This change also accounts for one of the many peculiarities of the 1960 Breviary, the fact that November has four weeks, which are called the First, Third, Fourth and Fifth. According to the older calculation, November has five weeks when the 5th of the month is a Sunday. (This is also the arrangement that has the shortest possible Advent of three weeks and one day.) According to the newer calculation, November may have three or four weeks, but never five. In order to accommodate the new system, one of the weeks had to be removed; the second week of November was chosen, to maintain the tradition that at least a bit of each of the Prophets would continue to be read in the Breviary. However, in some years, November only has three weeks, and the first one is also omitted, but this is not the case this year.
One further note regarding a major discrepancy which occurs this year between the Roman Rite and the post-Conciliar Rite. In the Roman Rite, the Commemoration of All the Faithful Departed, commonly known as All Souls’ Day, cannot be celebrated on a Sunday, since it is regarded an inappropriate to dedicate the day of the Resurrection primarily to praying for the dead. Therefore, if November 2nd occurs on a Sunday, as it does this year, All Souls is moved to Monday.

Rows -

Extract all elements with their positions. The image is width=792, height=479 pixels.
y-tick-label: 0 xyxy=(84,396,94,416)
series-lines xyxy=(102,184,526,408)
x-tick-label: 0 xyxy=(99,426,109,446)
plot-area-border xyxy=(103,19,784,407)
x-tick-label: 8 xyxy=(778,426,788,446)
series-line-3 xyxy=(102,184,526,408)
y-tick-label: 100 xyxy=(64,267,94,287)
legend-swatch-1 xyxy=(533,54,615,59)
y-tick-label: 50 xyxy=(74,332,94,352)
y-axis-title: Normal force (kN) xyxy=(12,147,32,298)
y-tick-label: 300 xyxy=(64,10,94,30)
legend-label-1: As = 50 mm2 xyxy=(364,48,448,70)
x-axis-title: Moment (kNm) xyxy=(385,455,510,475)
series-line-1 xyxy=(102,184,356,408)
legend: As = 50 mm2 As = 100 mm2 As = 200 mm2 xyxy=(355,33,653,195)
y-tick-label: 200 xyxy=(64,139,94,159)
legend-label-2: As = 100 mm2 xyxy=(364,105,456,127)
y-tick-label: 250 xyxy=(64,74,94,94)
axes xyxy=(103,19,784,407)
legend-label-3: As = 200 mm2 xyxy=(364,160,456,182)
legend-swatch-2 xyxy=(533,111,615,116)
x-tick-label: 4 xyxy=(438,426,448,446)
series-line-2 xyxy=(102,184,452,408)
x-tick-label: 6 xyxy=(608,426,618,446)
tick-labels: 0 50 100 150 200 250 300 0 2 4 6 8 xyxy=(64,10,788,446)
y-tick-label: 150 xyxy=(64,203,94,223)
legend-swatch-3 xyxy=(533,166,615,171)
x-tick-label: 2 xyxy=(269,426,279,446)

Task instructions -
1 - In the Breviary passage, which week of November was removed to fit the newer calculation?
2 - Transcribe the Breviary passage from "One further note" to "moved to Monday.".
3 - Write the next part of the Breviary passage, picking up after its final sentence.
The records aren't needed for this work.

Answers to the exercises -
1 - The second week of November was removed.

2 -
One further note regarding a major discrepancy which occurs this year between the Roman Rite and the post-Conciliar Rite. In the Roman Rite, the Commemoration of All the Faithful Departed, commonly known as All Souls’ Day, cannot be celebrated on a Sunday, since it is regarded an inappropriate to dedicate the day of the Resurrection primarily to praying for the dead. Therefore, if November 2nd occurs on a Sunday, as it does this year, All Souls is moved to Monday.

3 -
As a principle, this is still very much part of the post-Conciliar Rite, which heavily restricts which Masses for the Dead can be celebrated on Sundays. (They are permitted only on Sundays per annum, not on those of Advent, Lent or Eastertide, and only for proper funeral Masses, i.e., with the body of the deceased present.) However, it would obviously be far too much to ask Modern Man™ to attend Mass two days in a row; therefore, when November 2 falls on a Sunday, the Mass of All Souls is celebrated in place of that of the Sunday. (It may be noted in passing that the post-Conciliar Rite’s opening prayer for the first Mass of All Souls’ Day is easily one of its very worst innovations, wholly divorced from the entire Church’s tradition, not just that of the Roman Rite, since it does not actually pray for the dead.)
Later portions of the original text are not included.